- Exercise materials -
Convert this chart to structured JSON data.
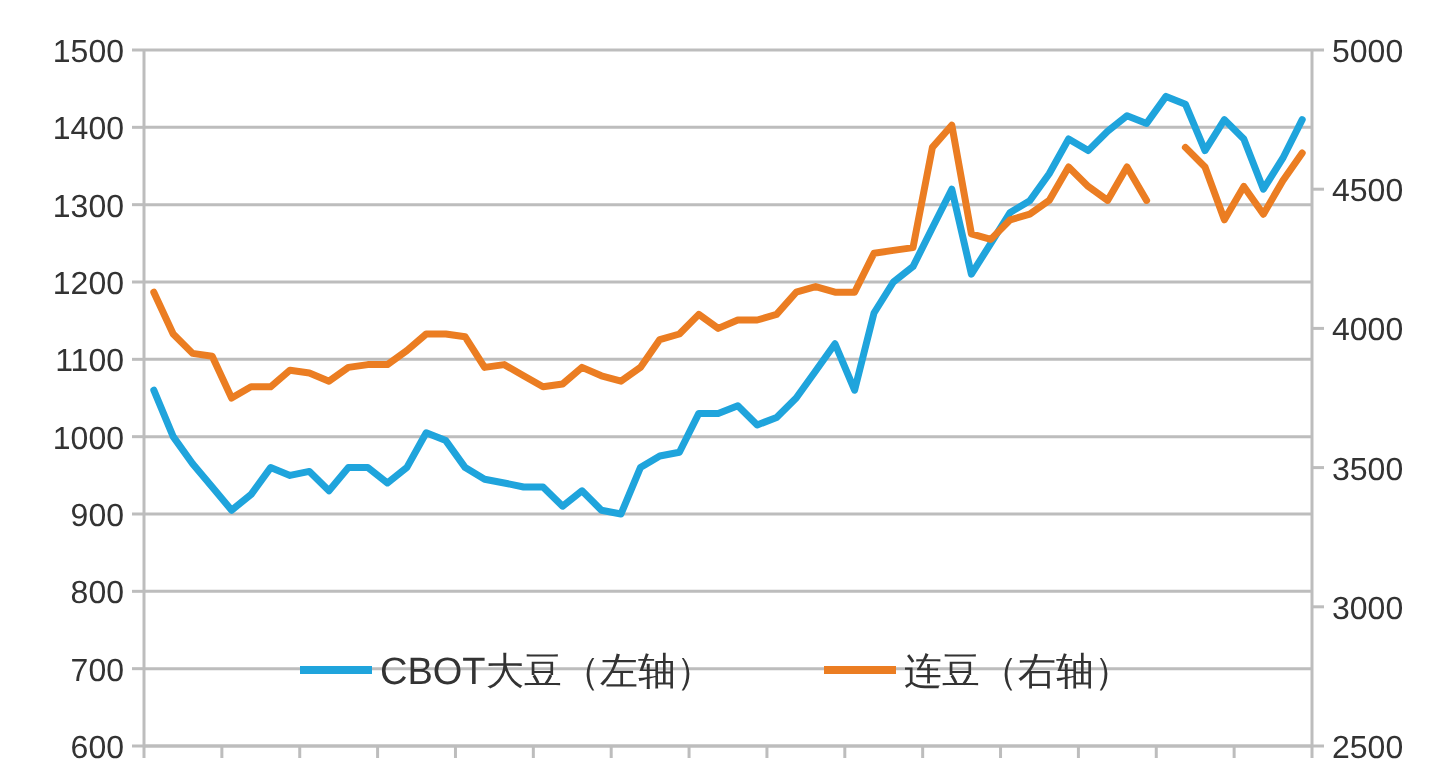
{
  "chart_data": {
    "type": "line",
    "categories": [
      null,
      null,
      null,
      null,
      null,
      null,
      null,
      null,
      null,
      null,
      null,
      null,
      null,
      null,
      null,
      null,
      null,
      null,
      null,
      null,
      null,
      null,
      null,
      null,
      null,
      null,
      null,
      null,
      null,
      null,
      null,
      null,
      null,
      null,
      null,
      null,
      null,
      null,
      null,
      null,
      null,
      null,
      null,
      null,
      null,
      null,
      null,
      null,
      null,
      null,
      null,
      null,
      null,
      null,
      null,
      null,
      null,
      null,
      null,
      null
    ],
    "series": [
      {
        "name": "CBOT大豆（左轴）",
        "color": "#1fa4dc",
        "values": [
          1060,
          1000,
          965,
          935,
          905,
          925,
          960,
          950,
          955,
          930,
          960,
          960,
          940,
          960,
          1005,
          995,
          960,
          945,
          940,
          935,
          935,
          910,
          930,
          905,
          900,
          960,
          975,
          980,
          1030,
          1030,
          1040,
          1015,
          1025,
          1050,
          1085,
          1120,
          1060,
          1160,
          1200,
          1220,
          1270,
          1320,
          1210,
          1250,
          1290,
          1305,
          1340,
          1385,
          1370,
          1395,
          1415,
          1405,
          1440,
          1430,
          1370,
          1410,
          1385,
          1320,
          1360,
          1410
        ]
      },
      {
        "name": "连豆（右轴）",
        "color": "#eb7d22",
        "axis": "y2",
        "values": [
          4130,
          3980,
          3910,
          3900,
          3750,
          3790,
          3790,
          3850,
          3840,
          3810,
          3860,
          3870,
          3870,
          3920,
          3980,
          3980,
          3970,
          3860,
          3870,
          3830,
          3790,
          3800,
          3860,
          3830,
          3810,
          3860,
          3960,
          3980,
          4050,
          4000,
          4030,
          4030,
          4050,
          4130,
          4150,
          4130,
          4130,
          4270,
          4280,
          4290,
          4650,
          4730,
          4340,
          4320,
          4390,
          4410,
          4460,
          4580,
          4510,
          4460,
          4580,
          4460,
          null,
          4650,
          4580,
          4390,
          4510,
          4410,
          4530,
          4630
        ]
      }
    ],
    "ylim": [
      600,
      1500
    ],
    "yticks": [
      600,
      700,
      800,
      900,
      1000,
      1100,
      1200,
      1300,
      1400,
      1500
    ],
    "y2lim": [
      2500,
      5000
    ],
    "y2ticks": [
      2500,
      3000,
      3500,
      4000,
      4500,
      5000
    ],
    "grid": "y",
    "legend": "bottom"
  }
}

- Stated task -
Your task is to return the entries above exactly, with no pictures.

- Response to this exercise -
Convert this chart to structured JSON data.
{
  "chart_data": {
    "type": "line",
    "categories": [
      null,
      null,
      null,
      null,
      null,
      null,
      null,
      null,
      null,
      null,
      null,
      null,
      null,
      null,
      null,
      null,
      null,
      null,
      null,
      null,
      null,
      null,
      null,
      null,
      null,
      null,
      null,
      null,
      null,
      null,
      null,
      null,
      null,
      null,
      null,
      null,
      null,
      null,
      null,
      null,
      null,
      null,
      null,
      null,
      null,
      null,
      null,
      null,
      null,
      null,
      null,
      null,
      null,
      null,
      null,
      null,
      null,
      null,
      null,
      null
    ],
    "series": [
      {
        "name": "CBOT大豆（左轴）",
        "color": "#1fa4dc",
        "values": [
          1060,
          1000,
          965,
          935,
          905,
          925,
          960,
          950,
          955,
          930,
          960,
          960,
          940,
          960,
          1005,
          995,
          960,
          945,
          940,
          935,
          935,
          910,
          930,
          905,
          900,
          960,
          975,
          980,
          1030,
          1030,
          1040,
          1015,
          1025,
          1050,
          1085,
          1120,
          1060,
          1160,
          1200,
          1220,
          1270,
          1320,
          1210,
          1250,
          1290,
          1305,
          1340,
          1385,
          1370,
          1395,
          1415,
          1405,
          1440,
          1430,
          1370,
          1410,
          1385,
          1320,
          1360,
          1410
        ]
      },
      {
        "name": "连豆（右轴）",
        "color": "#eb7d22",
        "axis": "y2",
        "values": [
          4130,
          3980,
          3910,
          3900,
          3750,
          3790,
          3790,
          3850,
          3840,
          3810,
          3860,
          3870,
          3870,
          3920,
          3980,
          3980,
          3970,
          3860,
          3870,
          3830,
          3790,
          3800,
          3860,
          3830,
          3810,
          3860,
          3960,
          3980,
          4050,
          4000,
          4030,
          4030,
          4050,
          4130,
          4150,
          4130,
          4130,
          4270,
          4280,
          4290,
          4650,
          4730,
          4340,
          4320,
          4390,
          4410,
          4460,
          4580,
          4510,
          4460,
          4580,
          4460,
          null,
          4650,
          4580,
          4390,
          4510,
          4410,
          4530,
          4630
        ]
      }
    ],
    "ylim": [
      600,
      1500
    ],
    "yticks": [
      600,
      700,
      800,
      900,
      1000,
      1100,
      1200,
      1300,
      1400,
      1500
    ],
    "y2lim": [
      2500,
      5000
    ],
    "y2ticks": [
      2500,
      3000,
      3500,
      4000,
      4500,
      5000
    ],
    "grid": "y",
    "legend": "bottom"
  }
}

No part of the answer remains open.